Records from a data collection
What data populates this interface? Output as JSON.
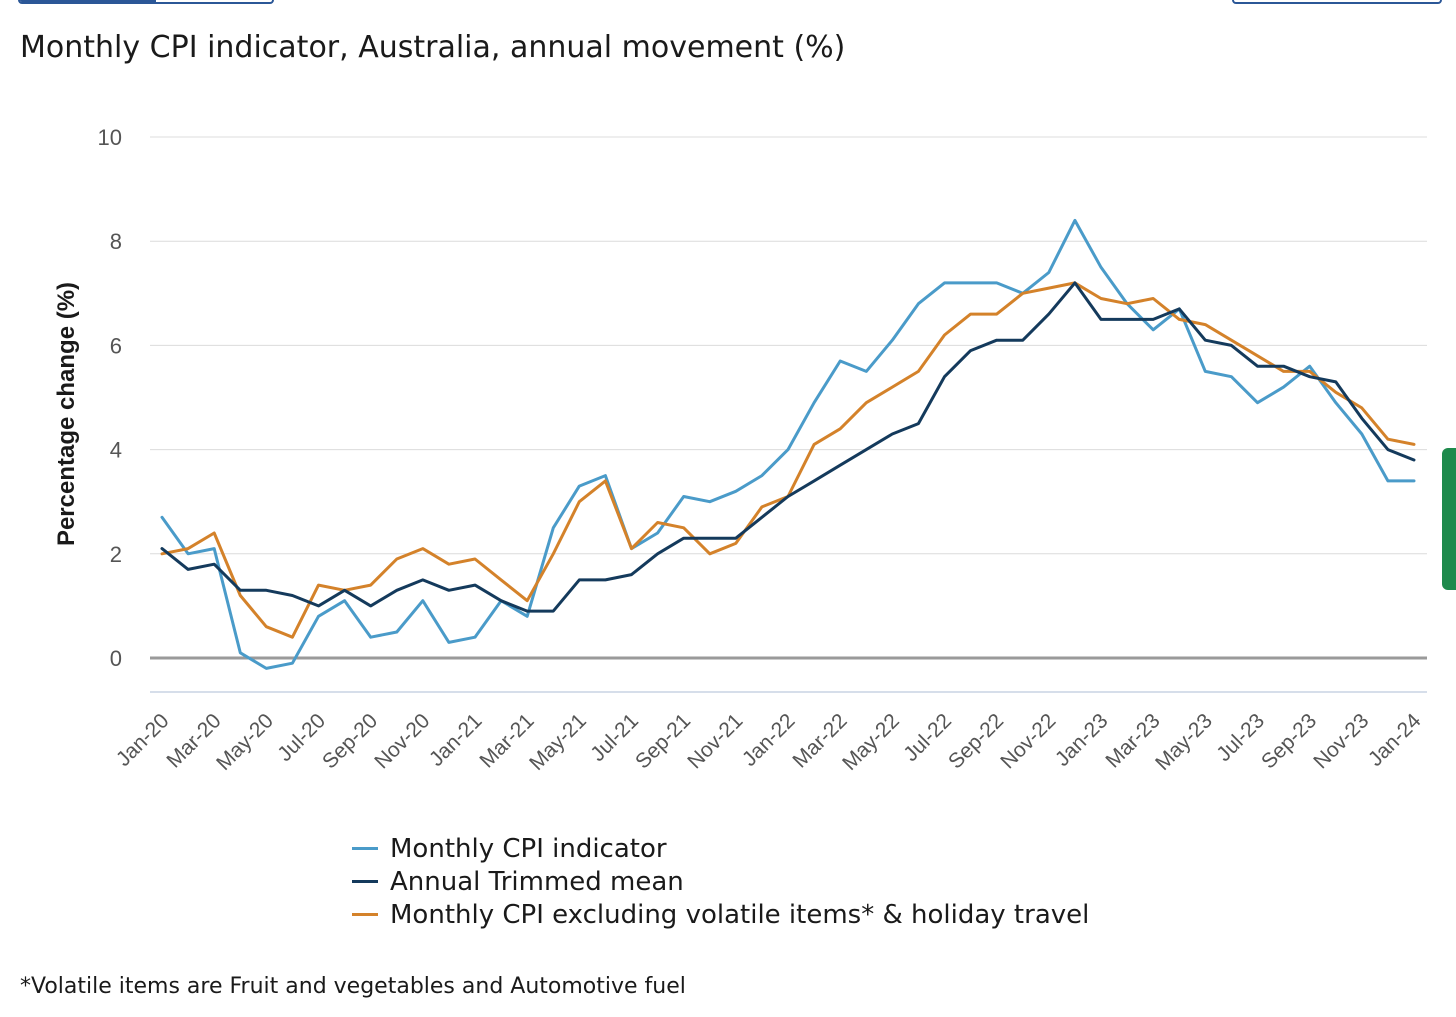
{
  "colors": {
    "series_1": "#4a9bc9",
    "series_2": "#143a5c",
    "series_3": "#d4822a",
    "gridline": "#dcdcdc",
    "zero_line": "#9a9a9a",
    "axis_line": "#c9d3e3",
    "tick_text": "#555555",
    "top_tab": "#2b5797",
    "side_tab": "#1e8a4c"
  },
  "chart_data": {
    "type": "line",
    "title": "Monthly CPI indicator, Australia, annual movement (%)",
    "xlabel": "",
    "ylabel": "Percentage change (%)",
    "ylim": [
      -0.65,
      10
    ],
    "yticks": [
      0,
      2,
      4,
      6,
      8,
      10
    ],
    "grid": true,
    "legend_position": "bottom",
    "categories": [
      "Jan-20",
      "Feb-20",
      "Mar-20",
      "Apr-20",
      "May-20",
      "Jun-20",
      "Jul-20",
      "Aug-20",
      "Sep-20",
      "Oct-20",
      "Nov-20",
      "Dec-20",
      "Jan-21",
      "Feb-21",
      "Mar-21",
      "Apr-21",
      "May-21",
      "Jun-21",
      "Jul-21",
      "Aug-21",
      "Sep-21",
      "Oct-21",
      "Nov-21",
      "Dec-21",
      "Jan-22",
      "Feb-22",
      "Mar-22",
      "Apr-22",
      "May-22",
      "Jun-22",
      "Jul-22",
      "Aug-22",
      "Sep-22",
      "Oct-22",
      "Nov-22",
      "Dec-22",
      "Jan-23",
      "Feb-23",
      "Mar-23",
      "Apr-23",
      "May-23",
      "Jun-23",
      "Jul-23",
      "Aug-23",
      "Sep-23",
      "Oct-23",
      "Nov-23",
      "Dec-23",
      "Jan-24"
    ],
    "tick_labels": [
      "Jan-20",
      "Mar-20",
      "May-20",
      "Jul-20",
      "Sep-20",
      "Nov-20",
      "Jan-21",
      "Mar-21",
      "May-21",
      "Jul-21",
      "Sep-21",
      "Nov-21",
      "Jan-22",
      "Mar-22",
      "May-22",
      "Jul-22",
      "Sep-22",
      "Nov-22",
      "Jan-23",
      "Mar-23",
      "May-23",
      "Jul-23",
      "Sep-23",
      "Nov-23",
      "Jan-24"
    ],
    "series": [
      {
        "name": "Monthly CPI indicator",
        "values": [
          2.7,
          2.0,
          2.1,
          0.1,
          -0.2,
          -0.1,
          0.8,
          1.1,
          0.4,
          0.5,
          1.1,
          0.3,
          0.4,
          1.1,
          0.8,
          2.5,
          3.3,
          3.5,
          2.1,
          2.4,
          3.1,
          3.0,
          3.2,
          3.5,
          4.0,
          4.9,
          5.7,
          5.5,
          6.1,
          6.8,
          7.2,
          7.2,
          7.2,
          7.0,
          7.4,
          8.4,
          7.5,
          6.8,
          6.3,
          6.7,
          5.5,
          5.4,
          4.9,
          5.2,
          5.6,
          4.9,
          4.3,
          3.4,
          3.4
        ]
      },
      {
        "name": "Annual Trimmed mean",
        "values": [
          2.1,
          1.7,
          1.8,
          1.3,
          1.3,
          1.2,
          1.0,
          1.3,
          1.0,
          1.3,
          1.5,
          1.3,
          1.4,
          1.1,
          0.9,
          0.9,
          1.5,
          1.5,
          1.6,
          2.0,
          2.3,
          2.3,
          2.3,
          2.7,
          3.1,
          3.4,
          3.7,
          4.0,
          4.3,
          4.5,
          5.4,
          5.9,
          6.1,
          6.1,
          6.6,
          7.2,
          6.5,
          6.5,
          6.5,
          6.7,
          6.1,
          6.0,
          5.6,
          5.6,
          5.4,
          5.3,
          4.6,
          4.0,
          3.8
        ]
      },
      {
        "name": "Monthly CPI excluding volatile items* & holiday travel",
        "values": [
          2.0,
          2.1,
          2.4,
          1.2,
          0.6,
          0.4,
          1.4,
          1.3,
          1.4,
          1.9,
          2.1,
          1.8,
          1.9,
          1.5,
          1.1,
          2.0,
          3.0,
          3.4,
          2.1,
          2.6,
          2.5,
          2.0,
          2.2,
          2.9,
          3.1,
          4.1,
          4.4,
          4.9,
          5.2,
          5.5,
          6.2,
          6.6,
          6.6,
          7.0,
          7.1,
          7.2,
          6.9,
          6.8,
          6.9,
          6.5,
          6.4,
          6.1,
          5.8,
          5.5,
          5.5,
          5.1,
          4.8,
          4.2,
          4.1
        ]
      }
    ],
    "footnote": "*Volatile items are Fruit and vegetables and Automotive fuel"
  }
}
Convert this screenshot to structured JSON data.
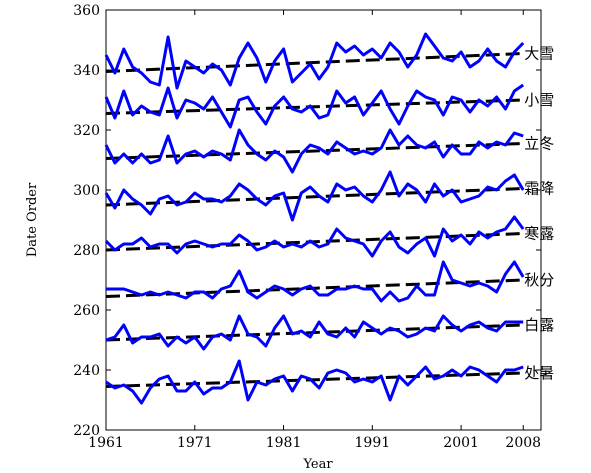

• _Exercise aim_
All the lines above are to be given again exactly as they read, with the pictures removed.

• _Complete answer_
What data populates this interface? Output as JSON.
{
  "colors": {
    "series_1": "#4a9bc9",
    "series_2": "#143a5c",
    "series_3": "#d4822a",
    "gridline": "#dcdcdc",
    "zero_line": "#9a9a9a",
    "axis_line": "#c9d3e3",
    "tick_text": "#555555",
    "top_tab": "#2b5797",
    "side_tab": "#1e8a4c"
  },
  "chart_data": {
    "type": "line",
    "title": "Monthly CPI indicator, Australia, annual movement (%)",
    "xlabel": "",
    "ylabel": "Percentage change (%)",
    "ylim": [
      -0.65,
      10
    ],
    "yticks": [
      0,
      2,
      4,
      6,
      8,
      10
    ],
    "grid": true,
    "legend_position": "bottom",
    "categories": [
      "Jan-20",
      "Feb-20",
      "Mar-20",
      "Apr-20",
      "May-20",
      "Jun-20",
      "Jul-20",
      "Aug-20",
      "Sep-20",
      "Oct-20",
      "Nov-20",
      "Dec-20",
      "Jan-21",
      "Feb-21",
      "Mar-21",
      "Apr-21",
      "May-21",
      "Jun-21",
      "Jul-21",
      "Aug-21",
      "Sep-21",
      "Oct-21",
      "Nov-21",
      "Dec-21",
      "Jan-22",
      "Feb-22",
      "Mar-22",
      "Apr-22",
      "May-22",
      "Jun-22",
      "Jul-22",
      "Aug-22",
      "Sep-22",
      "Oct-22",
      "Nov-22",
      "Dec-22",
      "Jan-23",
      "Feb-23",
      "Mar-23",
      "Apr-23",
      "May-23",
      "Jun-23",
      "Jul-23",
      "Aug-23",
      "Sep-23",
      "Oct-23",
      "Nov-23",
      "Dec-23",
      "Jan-24"
    ],
    "tick_labels": [
      "Jan-20",
      "Mar-20",
      "May-20",
      "Jul-20",
      "Sep-20",
      "Nov-20",
      "Jan-21",
      "Mar-21",
      "May-21",
      "Jul-21",
      "Sep-21",
      "Nov-21",
      "Jan-22",
      "Mar-22",
      "May-22",
      "Jul-22",
      "Sep-22",
      "Nov-22",
      "Jan-23",
      "Mar-23",
      "May-23",
      "Jul-23",
      "Sep-23",
      "Nov-23",
      "Jan-24"
    ],
    "series": [
      {
        "name": "Monthly CPI indicator",
        "values": [
          2.7,
          2.0,
          2.1,
          0.1,
          -0.2,
          -0.1,
          0.8,
          1.1,
          0.4,
          0.5,
          1.1,
          0.3,
          0.4,
          1.1,
          0.8,
          2.5,
          3.3,
          3.5,
          2.1,
          2.4,
          3.1,
          3.0,
          3.2,
          3.5,
          4.0,
          4.9,
          5.7,
          5.5,
          6.1,
          6.8,
          7.2,
          7.2,
          7.2,
          7.0,
          7.4,
          8.4,
          7.5,
          6.8,
          6.3,
          6.7,
          5.5,
          5.4,
          4.9,
          5.2,
          5.6,
          4.9,
          4.3,
          3.4,
          3.4
        ]
      },
      {
        "name": "Annual Trimmed mean",
        "values": [
          2.1,
          1.7,
          1.8,
          1.3,
          1.3,
          1.2,
          1.0,
          1.3,
          1.0,
          1.3,
          1.5,
          1.3,
          1.4,
          1.1,
          0.9,
          0.9,
          1.5,
          1.5,
          1.6,
          2.0,
          2.3,
          2.3,
          2.3,
          2.7,
          3.1,
          3.4,
          3.7,
          4.0,
          4.3,
          4.5,
          5.4,
          5.9,
          6.1,
          6.1,
          6.6,
          7.2,
          6.5,
          6.5,
          6.5,
          6.7,
          6.1,
          6.0,
          5.6,
          5.6,
          5.4,
          5.3,
          4.6,
          4.0,
          3.8
        ]
      },
      {
        "name": "Monthly CPI excluding volatile items* & holiday travel",
        "values": [
          2.0,
          2.1,
          2.4,
          1.2,
          0.6,
          0.4,
          1.4,
          1.3,
          1.4,
          1.9,
          2.1,
          1.8,
          1.9,
          1.5,
          1.1,
          2.0,
          3.0,
          3.4,
          2.1,
          2.6,
          2.5,
          2.0,
          2.2,
          2.9,
          3.1,
          4.1,
          4.4,
          4.9,
          5.2,
          5.5,
          6.2,
          6.6,
          6.6,
          7.0,
          7.1,
          7.2,
          6.9,
          6.8,
          6.9,
          6.5,
          6.4,
          6.1,
          5.8,
          5.5,
          5.5,
          5.1,
          4.8,
          4.2,
          4.1
        ]
      }
    ],
    "footnote": "*Volatile items are Fruit and vegetables and Automotive fuel"
  }
}
Convert this screenshot to structured JSON data.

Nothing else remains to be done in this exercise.